__EXERCISE PROMPT__
In the entries below, find every line with "this" and copy it.

Start INFORMATION SHOWN

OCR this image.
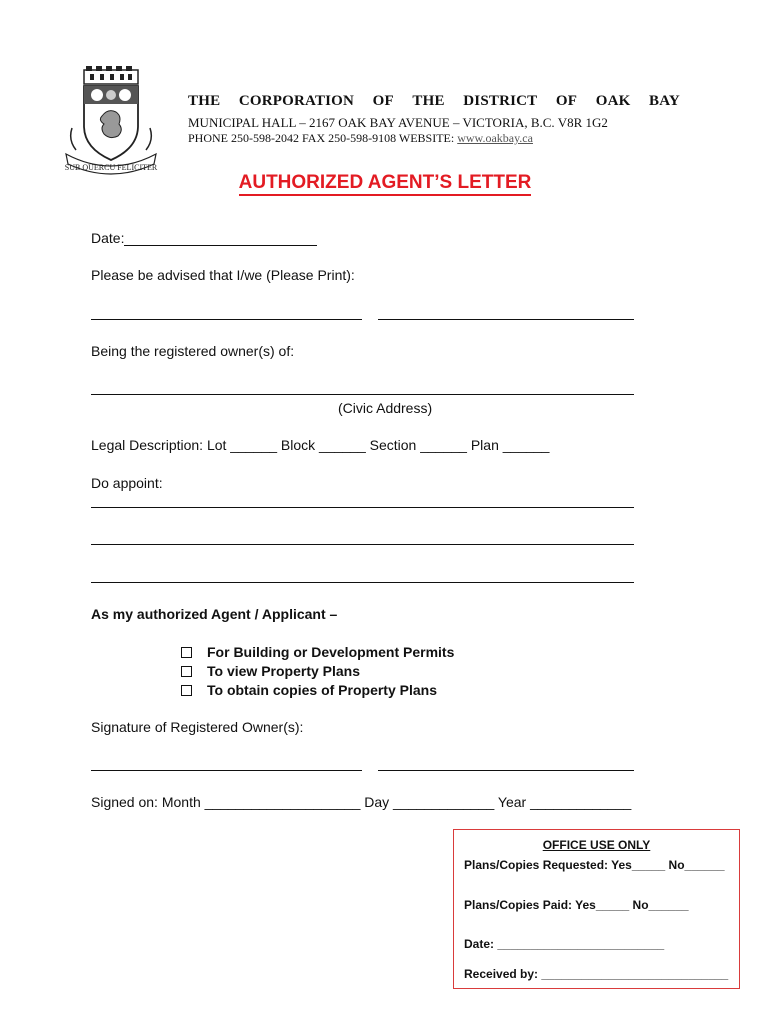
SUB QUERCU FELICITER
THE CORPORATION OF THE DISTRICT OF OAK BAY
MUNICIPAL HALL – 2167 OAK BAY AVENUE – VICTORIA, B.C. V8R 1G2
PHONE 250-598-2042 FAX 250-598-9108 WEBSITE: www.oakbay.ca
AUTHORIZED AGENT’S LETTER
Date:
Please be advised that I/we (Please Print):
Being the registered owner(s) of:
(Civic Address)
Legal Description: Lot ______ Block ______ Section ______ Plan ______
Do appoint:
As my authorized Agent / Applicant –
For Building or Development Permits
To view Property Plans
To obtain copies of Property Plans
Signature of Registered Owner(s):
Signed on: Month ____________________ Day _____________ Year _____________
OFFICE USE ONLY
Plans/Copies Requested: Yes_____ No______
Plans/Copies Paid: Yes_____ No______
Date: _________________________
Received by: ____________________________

End INFORMATION SHOWN
Start INFORMATION SHOWN

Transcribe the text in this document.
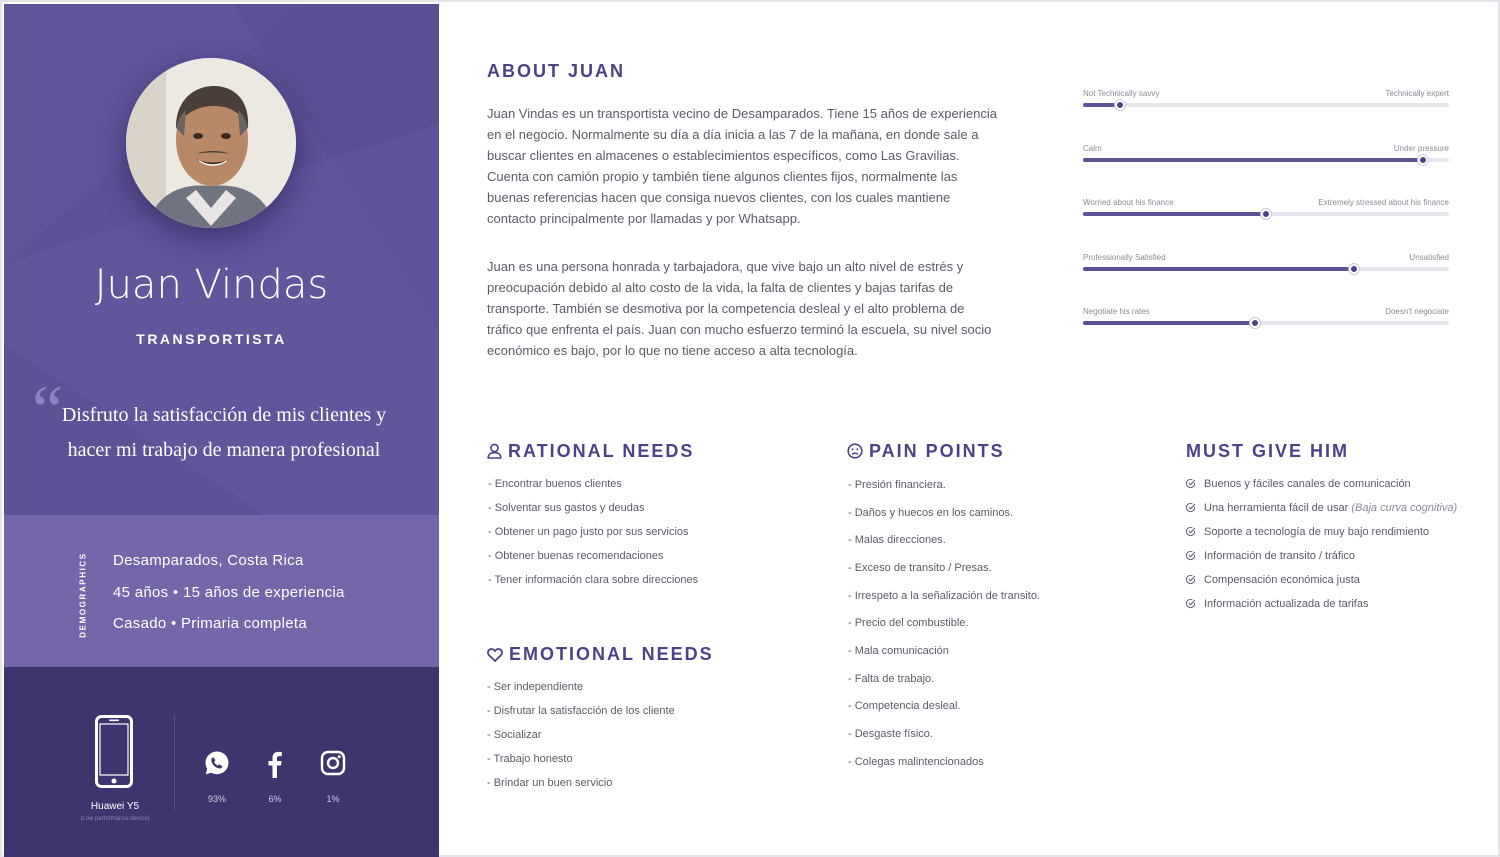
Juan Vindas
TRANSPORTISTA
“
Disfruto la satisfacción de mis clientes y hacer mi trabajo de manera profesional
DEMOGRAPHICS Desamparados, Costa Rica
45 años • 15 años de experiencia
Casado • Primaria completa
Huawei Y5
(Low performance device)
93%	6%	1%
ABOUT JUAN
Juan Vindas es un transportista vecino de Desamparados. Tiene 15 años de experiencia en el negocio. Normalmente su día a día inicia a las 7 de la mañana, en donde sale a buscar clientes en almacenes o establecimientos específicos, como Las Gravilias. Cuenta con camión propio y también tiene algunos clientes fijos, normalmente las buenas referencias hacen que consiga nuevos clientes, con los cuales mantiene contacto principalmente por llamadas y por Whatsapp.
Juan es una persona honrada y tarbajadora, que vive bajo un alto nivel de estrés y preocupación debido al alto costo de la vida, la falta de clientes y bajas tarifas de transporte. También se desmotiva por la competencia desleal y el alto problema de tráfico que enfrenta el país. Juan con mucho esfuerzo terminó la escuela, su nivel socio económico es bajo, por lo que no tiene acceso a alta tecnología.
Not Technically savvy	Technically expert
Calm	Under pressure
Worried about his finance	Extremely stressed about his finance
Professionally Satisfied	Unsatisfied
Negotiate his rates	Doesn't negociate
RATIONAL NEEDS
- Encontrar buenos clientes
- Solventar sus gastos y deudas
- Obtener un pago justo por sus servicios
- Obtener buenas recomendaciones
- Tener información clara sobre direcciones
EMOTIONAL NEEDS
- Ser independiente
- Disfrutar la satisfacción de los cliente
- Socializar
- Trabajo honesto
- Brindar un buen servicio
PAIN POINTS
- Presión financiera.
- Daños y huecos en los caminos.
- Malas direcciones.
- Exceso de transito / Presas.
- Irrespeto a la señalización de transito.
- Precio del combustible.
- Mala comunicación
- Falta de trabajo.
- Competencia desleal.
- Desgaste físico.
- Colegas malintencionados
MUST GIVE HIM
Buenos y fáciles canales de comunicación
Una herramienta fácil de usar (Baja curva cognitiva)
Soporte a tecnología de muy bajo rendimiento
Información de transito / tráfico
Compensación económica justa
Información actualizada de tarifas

End INFORMATION SHOWN

__OUTPUT__
OCR this image.
Transcribe the text in this document.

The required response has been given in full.